By simple computation, one can also obtain the alternative compact form of GQD [56]

$$\begin{aligned} D_G(\rho )=\frac{1}{4} \min \left\{ \lambda _{1}+\lambda _{2}, \lambda _{1}+\lambda _{3}, \lambda _{2}+\lambda _{3}\right\} , \end{aligned}$$
(23)

where \(\lambda _i\) (\(i=1,2,3\)) are the eigenvalues of the matrix M. For an arbitrary three-qubit pure state, the monogamy relation for GQD is described as [40]

$$\begin{aligned} D_G(\rho _{A\mid BC})\ge D_G(\rho _{AB})+D_G(\rho _{AC}). \end{aligned}$$
(24)

4 Monogamy relations in NOs

Here, we will test the monogamy relation related to the SEF, the SQD and the GQD in electron and muon NOs, respectively.

4.1 Monogamy relation in the electron antineutrino oscillations

If the electron-neutrino produced in the initial time \(t=0\), from Eq. (10), the time evolution of the initial electron neutrino can be written as

$$\begin{aligned} {\left| {\psi _e (t)} \right\rangle } = {a_{e e}}(t)\left| {100} \right\rangle + {a_{e \mu }}(t)\left| {010} \right\rangle + {a_{e \tau }}(t)\left| {001} \right\rangle , \end{aligned}$$
(25)

Now, we take the trace of density matrix \(\rho _{ABC}^e(t)={\left| {\psi (t)} \right\rangle _e}\left\langle \psi (t)\right| \) over qubit C resulting in the reduced density matrix of the two qubit system

$$\begin{aligned} \underline{}\rho _{AB}^e = \textrm{Tr}_c(\left| \psi \right\rangle \left\langle \psi \right| )\mathrm{{ = }}\left( {\begin{array}{*{20}{c}} {{{\left| {{a_{e\tau }}} \right| }^2}}&{}\quad 0&{}\quad 0&{}\quad 0\\ 0&{}\quad {{{\left| {{a_{e\mu }}} \right| }^2}}&{}\quad {{a_{e\mu }}{a_{ee}}^*}&{}\quad 0\\ 0&{}\quad {{a_{ee}}{a_{e\mu }}^*}&{}\quad {{{\left| {{a_{ee}}} \right| }^2}}&{}\quad 0\\ 0&{}\quad 0&{}\quad 0&{}\quad 0 \end{array}} \right) . \end{aligned}$$
(26)

PROVIDED RECORDS.
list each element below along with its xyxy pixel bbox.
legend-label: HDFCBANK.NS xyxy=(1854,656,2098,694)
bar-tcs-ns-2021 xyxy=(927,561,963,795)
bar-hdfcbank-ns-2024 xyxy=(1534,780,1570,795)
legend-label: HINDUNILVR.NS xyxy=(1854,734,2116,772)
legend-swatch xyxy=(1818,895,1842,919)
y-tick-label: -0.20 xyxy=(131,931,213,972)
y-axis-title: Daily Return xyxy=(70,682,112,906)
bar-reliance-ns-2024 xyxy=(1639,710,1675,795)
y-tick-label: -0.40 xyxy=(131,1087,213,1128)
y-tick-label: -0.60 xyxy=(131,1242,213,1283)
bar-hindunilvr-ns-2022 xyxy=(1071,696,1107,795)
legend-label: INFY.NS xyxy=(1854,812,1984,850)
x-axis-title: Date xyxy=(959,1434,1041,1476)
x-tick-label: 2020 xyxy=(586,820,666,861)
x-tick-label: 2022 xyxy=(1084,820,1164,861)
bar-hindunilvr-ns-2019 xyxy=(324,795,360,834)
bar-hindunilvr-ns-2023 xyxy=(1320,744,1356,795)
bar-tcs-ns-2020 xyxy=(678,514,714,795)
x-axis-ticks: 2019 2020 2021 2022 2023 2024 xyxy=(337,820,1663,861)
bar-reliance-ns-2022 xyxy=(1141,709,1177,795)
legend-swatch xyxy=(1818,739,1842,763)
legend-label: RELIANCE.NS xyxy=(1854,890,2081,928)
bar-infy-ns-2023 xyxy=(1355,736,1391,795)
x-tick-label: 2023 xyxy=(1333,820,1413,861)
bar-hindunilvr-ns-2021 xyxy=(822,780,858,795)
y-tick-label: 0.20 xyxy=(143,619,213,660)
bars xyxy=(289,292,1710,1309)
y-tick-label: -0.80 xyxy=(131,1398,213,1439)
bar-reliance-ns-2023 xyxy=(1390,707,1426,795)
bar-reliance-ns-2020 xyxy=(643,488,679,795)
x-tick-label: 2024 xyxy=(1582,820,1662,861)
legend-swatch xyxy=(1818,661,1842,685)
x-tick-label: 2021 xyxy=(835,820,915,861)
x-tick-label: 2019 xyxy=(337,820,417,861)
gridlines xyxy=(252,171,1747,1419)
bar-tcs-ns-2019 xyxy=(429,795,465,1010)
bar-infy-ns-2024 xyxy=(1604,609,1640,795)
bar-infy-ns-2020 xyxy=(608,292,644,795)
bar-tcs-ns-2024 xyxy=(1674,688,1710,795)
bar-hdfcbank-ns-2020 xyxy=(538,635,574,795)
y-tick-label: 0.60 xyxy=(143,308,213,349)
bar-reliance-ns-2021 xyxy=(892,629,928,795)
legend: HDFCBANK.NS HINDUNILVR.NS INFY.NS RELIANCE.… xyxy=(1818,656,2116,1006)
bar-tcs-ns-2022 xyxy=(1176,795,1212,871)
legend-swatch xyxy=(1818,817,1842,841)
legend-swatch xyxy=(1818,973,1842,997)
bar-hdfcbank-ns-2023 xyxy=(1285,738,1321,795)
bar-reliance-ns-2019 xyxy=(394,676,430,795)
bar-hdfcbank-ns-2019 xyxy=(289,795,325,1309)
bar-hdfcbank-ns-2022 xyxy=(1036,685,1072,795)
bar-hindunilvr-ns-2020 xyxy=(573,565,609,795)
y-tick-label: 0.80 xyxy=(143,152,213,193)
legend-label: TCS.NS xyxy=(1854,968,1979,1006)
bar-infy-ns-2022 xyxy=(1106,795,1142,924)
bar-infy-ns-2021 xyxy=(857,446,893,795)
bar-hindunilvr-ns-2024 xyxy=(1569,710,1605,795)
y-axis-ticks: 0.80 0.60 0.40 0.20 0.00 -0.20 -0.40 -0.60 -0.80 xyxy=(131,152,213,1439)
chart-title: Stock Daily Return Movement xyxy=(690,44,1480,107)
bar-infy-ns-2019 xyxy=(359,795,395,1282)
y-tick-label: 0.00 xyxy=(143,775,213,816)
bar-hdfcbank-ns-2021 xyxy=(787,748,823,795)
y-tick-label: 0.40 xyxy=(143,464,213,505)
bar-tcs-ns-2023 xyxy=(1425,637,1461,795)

REQUIREMENTS.
A) Translate this sentence from the neutrino oscillation passage into Spanish: "Here, we will test the monogamy relation related to the SEF, the SQD and the GQD in electron and muon NOs, respectively."
B) Repeat the rows word for word, beginning with the very first row and stopping after the line that contains "bar-reliance-ns-2021 xyxy=(892,629,928,795)".

OUTPUTS BY TASK.
A) Aquí, pondremos a prueba la relación de monogamia relacionada con la SEF, la SQD y la GQD en las NOs del electrón y del muón, respectivamente.

B)
list each element below along with its xyxy pixel bbox.
legend-label: HDFCBANK.NS xyxy=(1854,656,2098,694)
bar-tcs-ns-2021 xyxy=(927,561,963,795)
bar-hdfcbank-ns-2024 xyxy=(1534,780,1570,795)
legend-label: HINDUNILVR.NS xyxy=(1854,734,2116,772)
legend-swatch xyxy=(1818,895,1842,919)
y-tick-label: -0.20 xyxy=(131,931,213,972)
y-axis-title: Daily Return xyxy=(70,682,112,906)
bar-reliance-ns-2024 xyxy=(1639,710,1675,795)
y-tick-label: -0.40 xyxy=(131,1087,213,1128)
y-tick-label: -0.60 xyxy=(131,1242,213,1283)
bar-hindunilvr-ns-2022 xyxy=(1071,696,1107,795)
legend-label: INFY.NS xyxy=(1854,812,1984,850)
x-axis-title: Date xyxy=(959,1434,1041,1476)
x-tick-label: 2020 xyxy=(586,820,666,861)
x-tick-label: 2022 xyxy=(1084,820,1164,861)
bar-hindunilvr-ns-2019 xyxy=(324,795,360,834)
bar-hindunilvr-ns-2023 xyxy=(1320,744,1356,795)
bar-tcs-ns-2020 xyxy=(678,514,714,795)
x-axis-ticks: 2019 2020 2021 2022 2023 2024 xyxy=(337,820,1663,861)
bar-reliance-ns-2022 xyxy=(1141,709,1177,795)
legend-swatch xyxy=(1818,739,1842,763)
legend-label: RELIANCE.NS xyxy=(1854,890,2081,928)
bar-infy-ns-2023 xyxy=(1355,736,1391,795)
x-tick-label: 2023 xyxy=(1333,820,1413,861)
bar-hindunilvr-ns-2021 xyxy=(822,780,858,795)
y-tick-label: 0.20 xyxy=(143,619,213,660)
bars xyxy=(289,292,1710,1309)
y-tick-label: -0.80 xyxy=(131,1398,213,1439)
bar-reliance-ns-2023 xyxy=(1390,707,1426,795)
bar-reliance-ns-2020 xyxy=(643,488,679,795)
x-tick-label: 2024 xyxy=(1582,820,1662,861)
legend-swatch xyxy=(1818,661,1842,685)
x-tick-label: 2021 xyxy=(835,820,915,861)
x-tick-label: 2019 xyxy=(337,820,417,861)
gridlines xyxy=(252,171,1747,1419)
bar-tcs-ns-2019 xyxy=(429,795,465,1010)
bar-infy-ns-2024 xyxy=(1604,609,1640,795)
bar-infy-ns-2020 xyxy=(608,292,644,795)
bar-tcs-ns-2024 xyxy=(1674,688,1710,795)
bar-hdfcbank-ns-2020 xyxy=(538,635,574,795)
y-tick-label: 0.60 xyxy=(143,308,213,349)
bar-reliance-ns-2021 xyxy=(892,629,928,795)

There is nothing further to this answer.